Extracted records

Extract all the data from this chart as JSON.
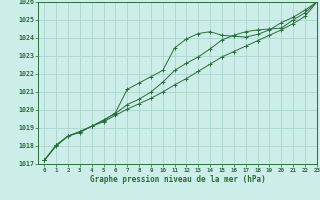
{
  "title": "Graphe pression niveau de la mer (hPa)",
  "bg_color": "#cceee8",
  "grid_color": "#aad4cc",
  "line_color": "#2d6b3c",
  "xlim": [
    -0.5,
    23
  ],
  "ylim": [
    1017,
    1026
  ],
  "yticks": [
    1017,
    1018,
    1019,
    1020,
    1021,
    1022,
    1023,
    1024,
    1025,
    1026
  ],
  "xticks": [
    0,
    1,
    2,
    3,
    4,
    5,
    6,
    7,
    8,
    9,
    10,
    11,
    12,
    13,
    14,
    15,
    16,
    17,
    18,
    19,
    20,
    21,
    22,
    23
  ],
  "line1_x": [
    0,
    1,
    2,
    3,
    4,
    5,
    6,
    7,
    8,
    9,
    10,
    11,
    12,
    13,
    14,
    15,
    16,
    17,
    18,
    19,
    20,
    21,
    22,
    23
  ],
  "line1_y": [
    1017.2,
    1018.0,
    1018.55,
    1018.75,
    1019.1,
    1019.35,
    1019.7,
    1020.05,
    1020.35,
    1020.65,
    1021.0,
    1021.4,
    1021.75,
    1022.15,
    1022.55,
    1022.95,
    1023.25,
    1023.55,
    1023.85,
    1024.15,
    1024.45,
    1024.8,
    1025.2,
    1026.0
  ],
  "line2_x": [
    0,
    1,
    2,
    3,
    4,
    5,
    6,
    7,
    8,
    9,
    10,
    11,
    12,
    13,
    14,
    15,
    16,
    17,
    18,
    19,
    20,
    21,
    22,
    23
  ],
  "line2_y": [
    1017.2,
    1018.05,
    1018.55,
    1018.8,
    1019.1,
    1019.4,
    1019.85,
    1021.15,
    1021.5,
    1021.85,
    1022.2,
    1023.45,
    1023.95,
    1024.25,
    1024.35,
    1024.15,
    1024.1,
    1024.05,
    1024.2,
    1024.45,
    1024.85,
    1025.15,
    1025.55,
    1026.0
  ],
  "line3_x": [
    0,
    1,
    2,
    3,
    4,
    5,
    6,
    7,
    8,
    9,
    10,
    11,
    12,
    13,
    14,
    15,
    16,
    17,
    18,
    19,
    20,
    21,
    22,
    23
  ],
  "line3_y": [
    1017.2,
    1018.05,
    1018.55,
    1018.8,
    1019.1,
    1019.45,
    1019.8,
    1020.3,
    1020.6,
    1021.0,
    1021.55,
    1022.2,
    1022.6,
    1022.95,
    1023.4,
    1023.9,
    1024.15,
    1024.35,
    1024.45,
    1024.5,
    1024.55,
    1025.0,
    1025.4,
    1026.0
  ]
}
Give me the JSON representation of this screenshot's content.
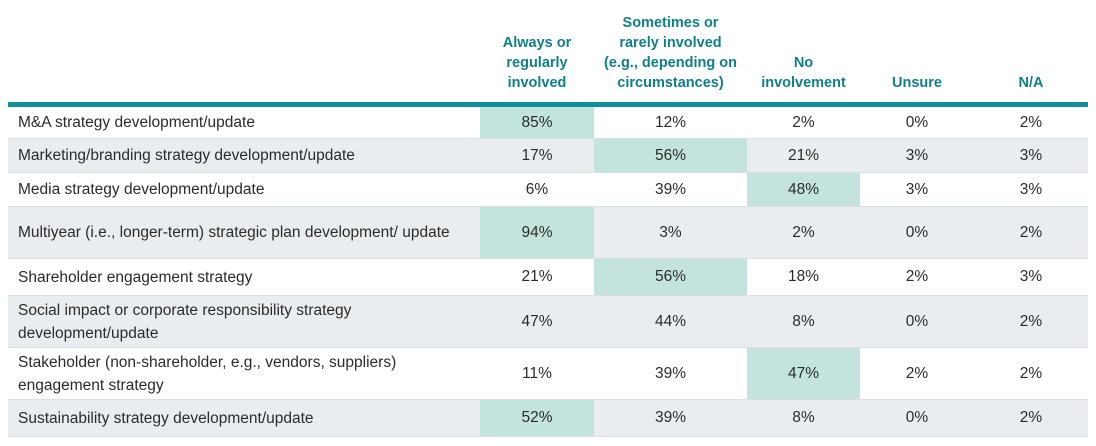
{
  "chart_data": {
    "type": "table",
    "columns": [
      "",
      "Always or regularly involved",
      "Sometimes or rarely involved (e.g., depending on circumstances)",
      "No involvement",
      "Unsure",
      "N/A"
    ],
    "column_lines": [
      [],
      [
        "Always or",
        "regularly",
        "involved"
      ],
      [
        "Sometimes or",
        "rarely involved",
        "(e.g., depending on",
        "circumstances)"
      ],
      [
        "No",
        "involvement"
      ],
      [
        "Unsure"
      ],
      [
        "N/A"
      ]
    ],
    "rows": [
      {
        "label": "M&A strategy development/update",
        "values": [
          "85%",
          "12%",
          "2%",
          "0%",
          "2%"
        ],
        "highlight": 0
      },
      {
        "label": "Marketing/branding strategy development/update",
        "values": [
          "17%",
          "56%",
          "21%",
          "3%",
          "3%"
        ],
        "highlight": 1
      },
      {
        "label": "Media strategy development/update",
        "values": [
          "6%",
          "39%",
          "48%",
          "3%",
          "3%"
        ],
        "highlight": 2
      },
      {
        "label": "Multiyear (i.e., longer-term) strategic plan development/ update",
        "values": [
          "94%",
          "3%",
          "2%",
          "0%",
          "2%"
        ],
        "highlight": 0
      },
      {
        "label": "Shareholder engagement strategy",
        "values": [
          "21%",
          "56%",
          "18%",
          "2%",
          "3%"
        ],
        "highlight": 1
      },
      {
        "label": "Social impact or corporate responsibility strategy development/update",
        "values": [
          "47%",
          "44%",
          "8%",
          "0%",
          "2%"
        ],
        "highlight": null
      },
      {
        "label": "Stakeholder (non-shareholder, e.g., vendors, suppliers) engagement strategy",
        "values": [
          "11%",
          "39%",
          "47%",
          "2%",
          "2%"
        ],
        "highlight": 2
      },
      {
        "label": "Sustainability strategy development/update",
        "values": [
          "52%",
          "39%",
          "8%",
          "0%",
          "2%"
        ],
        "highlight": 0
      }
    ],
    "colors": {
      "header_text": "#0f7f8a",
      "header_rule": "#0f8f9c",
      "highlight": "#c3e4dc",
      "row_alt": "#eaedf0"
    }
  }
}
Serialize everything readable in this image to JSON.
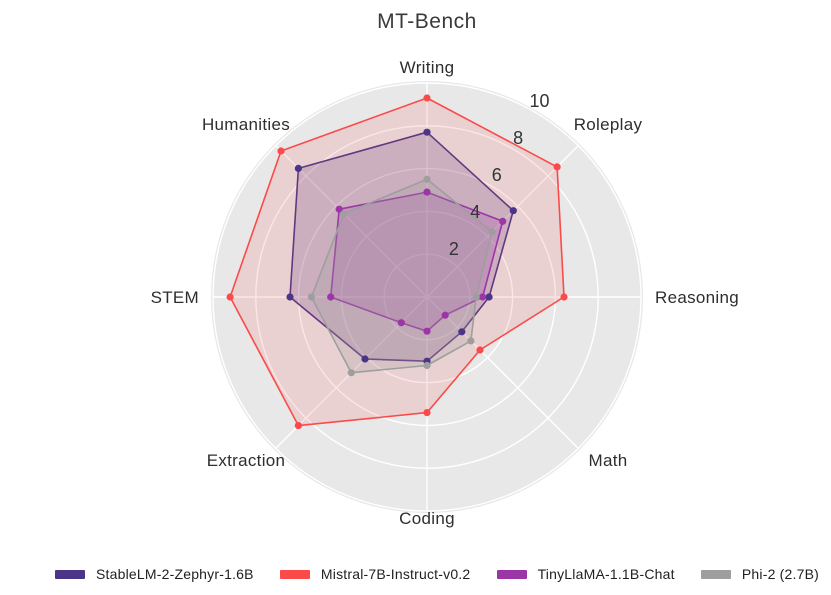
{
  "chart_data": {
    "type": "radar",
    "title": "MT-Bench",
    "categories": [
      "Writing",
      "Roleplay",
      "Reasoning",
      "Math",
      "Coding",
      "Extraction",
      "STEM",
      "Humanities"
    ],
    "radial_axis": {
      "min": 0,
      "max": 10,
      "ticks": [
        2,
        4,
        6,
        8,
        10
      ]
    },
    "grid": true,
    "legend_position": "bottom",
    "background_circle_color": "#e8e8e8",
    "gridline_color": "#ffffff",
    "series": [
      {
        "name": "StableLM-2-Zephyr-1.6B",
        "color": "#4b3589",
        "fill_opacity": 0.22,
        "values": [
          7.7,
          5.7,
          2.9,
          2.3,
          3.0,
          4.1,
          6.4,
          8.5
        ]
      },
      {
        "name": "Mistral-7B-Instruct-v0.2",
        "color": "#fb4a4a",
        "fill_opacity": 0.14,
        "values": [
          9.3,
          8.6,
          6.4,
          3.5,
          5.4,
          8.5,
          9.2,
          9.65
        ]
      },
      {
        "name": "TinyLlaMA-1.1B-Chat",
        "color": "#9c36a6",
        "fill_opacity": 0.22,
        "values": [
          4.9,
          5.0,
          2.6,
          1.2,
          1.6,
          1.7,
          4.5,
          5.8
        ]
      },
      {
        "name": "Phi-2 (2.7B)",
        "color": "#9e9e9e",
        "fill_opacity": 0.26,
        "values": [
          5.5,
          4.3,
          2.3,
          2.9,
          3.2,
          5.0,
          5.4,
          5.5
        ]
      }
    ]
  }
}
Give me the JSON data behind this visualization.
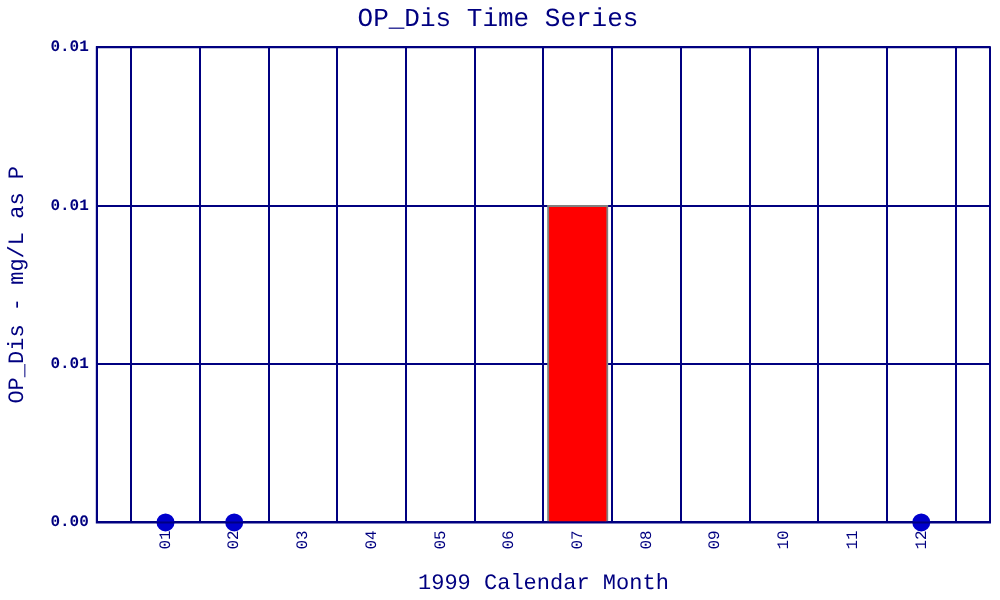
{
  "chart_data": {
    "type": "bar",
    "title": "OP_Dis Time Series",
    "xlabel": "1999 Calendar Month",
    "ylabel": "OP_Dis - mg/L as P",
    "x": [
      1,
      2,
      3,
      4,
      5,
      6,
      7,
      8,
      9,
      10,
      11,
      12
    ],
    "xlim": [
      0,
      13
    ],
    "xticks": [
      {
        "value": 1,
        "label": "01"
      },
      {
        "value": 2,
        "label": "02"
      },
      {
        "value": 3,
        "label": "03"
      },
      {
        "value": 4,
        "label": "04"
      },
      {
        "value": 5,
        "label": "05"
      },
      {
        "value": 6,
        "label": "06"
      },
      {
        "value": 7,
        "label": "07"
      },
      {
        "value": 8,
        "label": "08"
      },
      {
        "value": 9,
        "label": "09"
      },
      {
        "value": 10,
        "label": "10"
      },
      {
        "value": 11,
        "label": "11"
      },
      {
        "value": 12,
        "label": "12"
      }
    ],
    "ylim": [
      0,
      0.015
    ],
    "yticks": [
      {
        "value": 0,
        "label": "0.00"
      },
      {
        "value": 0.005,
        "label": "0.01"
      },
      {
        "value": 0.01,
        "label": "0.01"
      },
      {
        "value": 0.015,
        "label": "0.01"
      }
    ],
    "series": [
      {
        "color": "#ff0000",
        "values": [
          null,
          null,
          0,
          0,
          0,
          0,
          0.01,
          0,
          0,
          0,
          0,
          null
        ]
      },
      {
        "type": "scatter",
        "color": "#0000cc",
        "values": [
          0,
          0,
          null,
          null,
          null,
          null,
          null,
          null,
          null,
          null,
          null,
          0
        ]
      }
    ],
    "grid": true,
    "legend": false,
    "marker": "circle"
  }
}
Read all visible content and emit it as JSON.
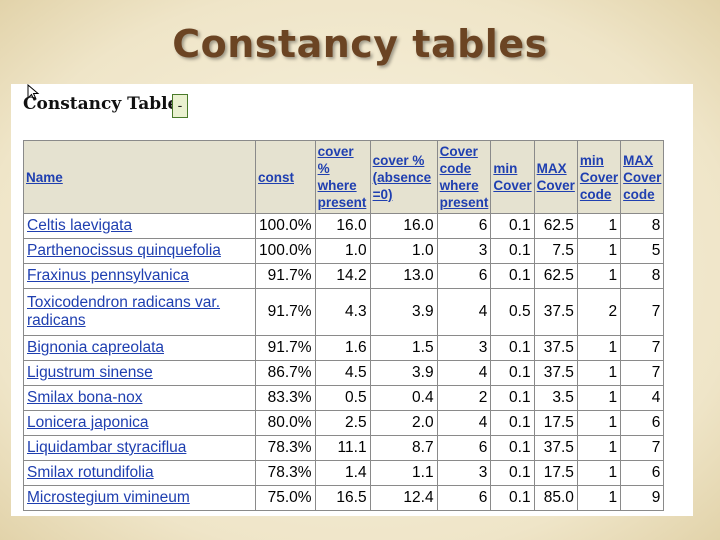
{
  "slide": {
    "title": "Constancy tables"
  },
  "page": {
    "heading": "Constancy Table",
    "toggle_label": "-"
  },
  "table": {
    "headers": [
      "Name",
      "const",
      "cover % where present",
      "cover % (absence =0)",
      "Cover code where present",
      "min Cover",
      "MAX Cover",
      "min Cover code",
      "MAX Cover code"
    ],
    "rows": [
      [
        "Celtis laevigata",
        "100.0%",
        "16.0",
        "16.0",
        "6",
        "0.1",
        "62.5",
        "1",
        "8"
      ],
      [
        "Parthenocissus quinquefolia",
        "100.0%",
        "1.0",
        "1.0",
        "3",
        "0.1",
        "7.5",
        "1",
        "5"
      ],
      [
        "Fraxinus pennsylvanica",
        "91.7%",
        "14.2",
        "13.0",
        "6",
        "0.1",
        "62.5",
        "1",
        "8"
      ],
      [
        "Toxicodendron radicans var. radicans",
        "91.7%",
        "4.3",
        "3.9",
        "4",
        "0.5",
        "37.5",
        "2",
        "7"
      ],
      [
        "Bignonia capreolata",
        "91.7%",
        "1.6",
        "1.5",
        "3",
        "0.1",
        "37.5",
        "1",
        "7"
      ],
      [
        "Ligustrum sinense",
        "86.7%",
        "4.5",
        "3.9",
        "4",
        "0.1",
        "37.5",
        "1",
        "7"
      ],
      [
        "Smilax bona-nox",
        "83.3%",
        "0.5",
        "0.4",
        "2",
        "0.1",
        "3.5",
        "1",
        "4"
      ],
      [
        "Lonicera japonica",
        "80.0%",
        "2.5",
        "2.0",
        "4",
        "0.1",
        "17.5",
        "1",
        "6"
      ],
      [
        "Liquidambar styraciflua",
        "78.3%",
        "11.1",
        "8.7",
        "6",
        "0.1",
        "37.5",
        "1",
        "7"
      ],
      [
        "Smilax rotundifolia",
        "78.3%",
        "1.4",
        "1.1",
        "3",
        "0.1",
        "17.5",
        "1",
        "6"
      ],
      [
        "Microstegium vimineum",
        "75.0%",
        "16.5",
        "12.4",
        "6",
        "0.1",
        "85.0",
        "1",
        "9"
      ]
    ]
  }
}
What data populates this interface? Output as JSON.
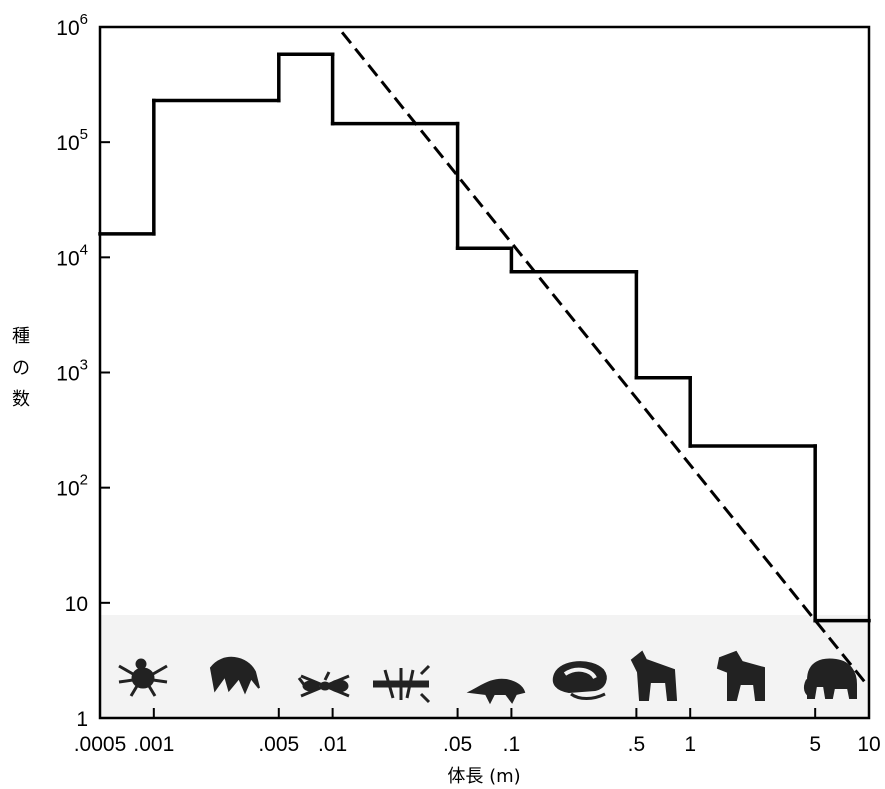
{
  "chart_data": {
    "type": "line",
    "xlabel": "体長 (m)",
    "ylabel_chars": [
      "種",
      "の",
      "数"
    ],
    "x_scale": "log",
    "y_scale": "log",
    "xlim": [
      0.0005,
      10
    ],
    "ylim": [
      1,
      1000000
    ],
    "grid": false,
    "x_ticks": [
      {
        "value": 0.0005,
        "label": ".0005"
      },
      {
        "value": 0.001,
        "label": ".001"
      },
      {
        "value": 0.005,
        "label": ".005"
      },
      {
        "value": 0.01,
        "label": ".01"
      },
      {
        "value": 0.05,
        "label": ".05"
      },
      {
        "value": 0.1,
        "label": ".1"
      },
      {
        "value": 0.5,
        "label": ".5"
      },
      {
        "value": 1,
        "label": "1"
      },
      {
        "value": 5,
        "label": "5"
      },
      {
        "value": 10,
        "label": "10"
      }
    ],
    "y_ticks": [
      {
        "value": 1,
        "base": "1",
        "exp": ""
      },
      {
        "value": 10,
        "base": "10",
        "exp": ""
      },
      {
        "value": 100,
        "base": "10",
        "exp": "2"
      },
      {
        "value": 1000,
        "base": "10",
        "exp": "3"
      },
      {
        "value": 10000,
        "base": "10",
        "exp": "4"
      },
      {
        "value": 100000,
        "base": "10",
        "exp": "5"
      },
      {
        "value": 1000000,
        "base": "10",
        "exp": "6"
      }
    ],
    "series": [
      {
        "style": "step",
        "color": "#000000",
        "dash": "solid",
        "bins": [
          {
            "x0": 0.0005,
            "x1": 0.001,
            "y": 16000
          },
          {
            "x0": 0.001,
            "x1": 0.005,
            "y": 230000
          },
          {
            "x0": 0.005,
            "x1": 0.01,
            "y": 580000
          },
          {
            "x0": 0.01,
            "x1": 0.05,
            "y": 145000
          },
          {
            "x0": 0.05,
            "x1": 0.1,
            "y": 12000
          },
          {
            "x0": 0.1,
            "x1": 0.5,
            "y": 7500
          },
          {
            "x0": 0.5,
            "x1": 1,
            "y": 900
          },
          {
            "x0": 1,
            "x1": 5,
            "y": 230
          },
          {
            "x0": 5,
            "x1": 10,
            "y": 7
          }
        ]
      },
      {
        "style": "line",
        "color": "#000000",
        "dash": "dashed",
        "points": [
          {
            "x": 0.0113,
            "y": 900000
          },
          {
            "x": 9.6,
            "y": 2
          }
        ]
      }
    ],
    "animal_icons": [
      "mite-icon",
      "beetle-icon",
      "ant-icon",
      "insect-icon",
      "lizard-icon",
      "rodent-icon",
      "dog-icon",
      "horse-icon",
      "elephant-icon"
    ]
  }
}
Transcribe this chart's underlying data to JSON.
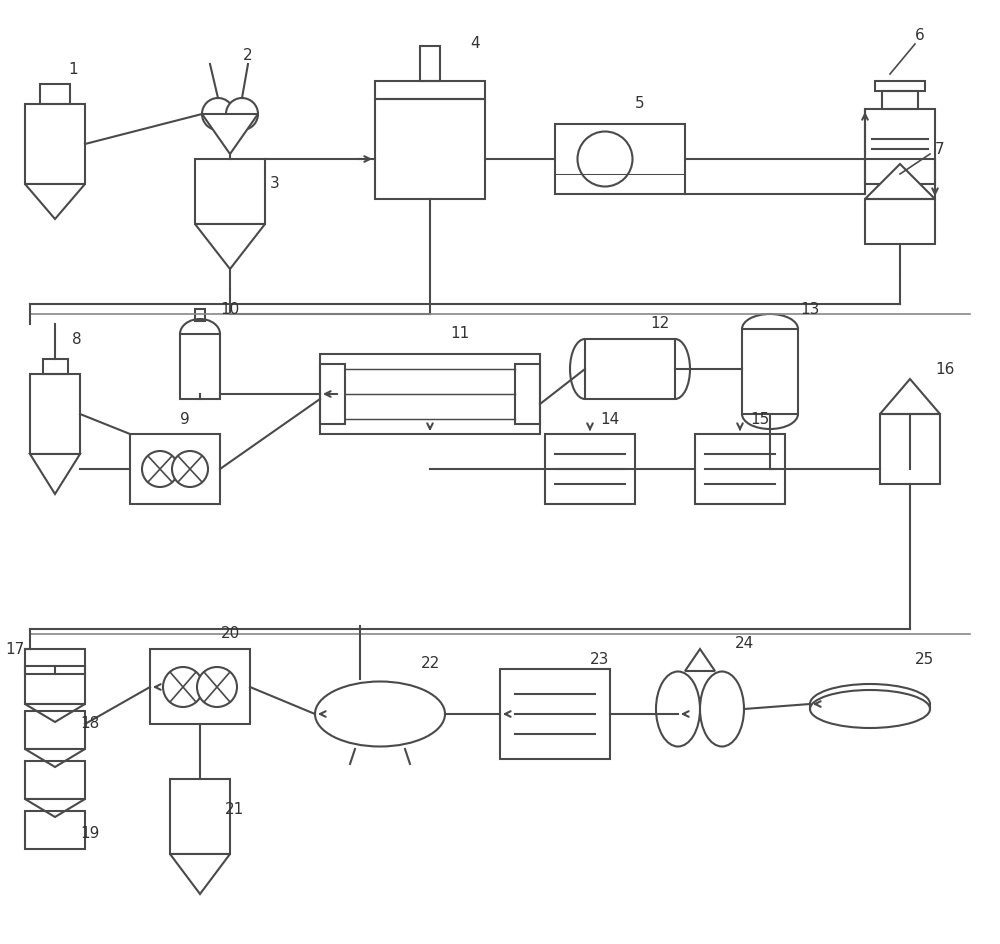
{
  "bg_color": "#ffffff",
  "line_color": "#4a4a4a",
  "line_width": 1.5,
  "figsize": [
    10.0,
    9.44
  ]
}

> [Requirements]: Collect each line of the entries that has the word "content", copying it in full.

> [The completed task]:
Give me the JSON representation of this screenshot's content.
Read all visible content and emit it as JSON.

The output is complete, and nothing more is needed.